*To do*: Pictures aside, quote the whole listing exactly.

%%

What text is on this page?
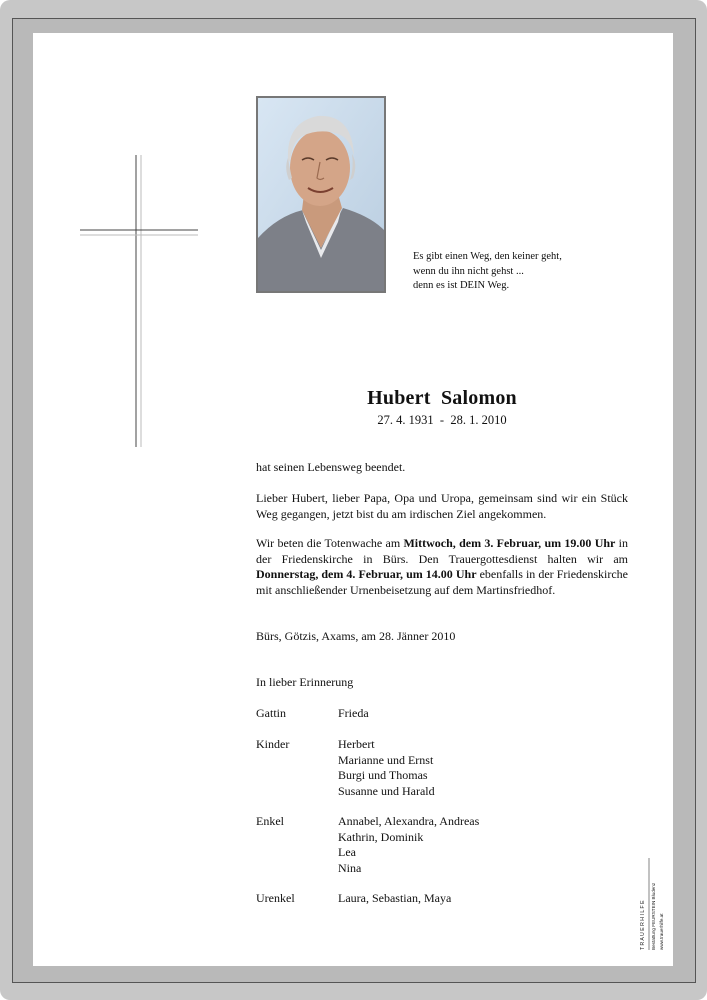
Es gibt einen Weg, den keiner geht,
wenn du ihn nicht gehst ...
denn es ist DEIN Weg.
Hubert  Salomon
27. 4. 1931  -  28. 1. 2010
hat seinen Lebensweg beendet.
Lieber Hubert, lieber Papa, Opa und Uropa, gemeinsam sind wir ein Stück Weg gegangen, jetzt bist du am irdischen Ziel angekommen.
Wir beten die Totenwache am Mittwoch, dem 3. Februar, um 19.00 Uhr in der Friedenskirche in Bürs. Den Trauergottesdienst halten wir am Donnerstag, dem 4. Februar, um 14.00 Uhr ebenfalls in der Friedenskirche mit anschließender Urnenbeisetzung auf dem Martinsfriedhof.
Bürs, Götzis, Axams, am 28. Jänner 2010
In lieber Erinnerung
Gattin	Frieda
Kinder	Herbert
Marianne und Ernst
Burgi und Thomas
Susanne und Harald
Enkel	Annabel, Alexandra, Andreas
Kathrin, Dominik
Lea
Nina
Urenkel	Laura, Sebastian, Maya
T R A U E R H I L F E Bestattung FEURSTEIN Bludenz www.trauerhilfe.at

%%

*Solution to the exercise*:
What text is on this page?
Es gibt einen Weg, den keiner geht,
wenn du ihn nicht gehst ...
denn es ist DEIN Weg.
Hubert  Salomon
27. 4. 1931  -  28. 1. 2010
hat seinen Lebensweg beendet.
Lieber Hubert, lieber Papa, Opa und Uropa, gemeinsam sind wir ein Stück Weg gegangen, jetzt bist du am irdischen Ziel angekommen.
Wir beten die Totenwache am Mittwoch, dem 3. Februar, um 19.00 Uhr in der Friedenskirche in Bürs. Den Trauergottesdienst halten wir am Donnerstag, dem 4. Februar, um 14.00 Uhr ebenfalls in der Friedenskirche mit anschließender Urnenbeisetzung auf dem Martinsfriedhof.
Bürs, Götzis, Axams, am 28. Jänner 2010
In lieber Erinnerung
Gattin	Frieda
Kinder	Herbert
Marianne und Ernst
Burgi und Thomas
Susanne und Harald
Enkel	Annabel, Alexandra, Andreas
Kathrin, Dominik
Lea
Nina
Urenkel	Laura, Sebastian, Maya
T R A U E R H I L F E Bestattung FEURSTEIN Bludenz www.trauerhilfe.at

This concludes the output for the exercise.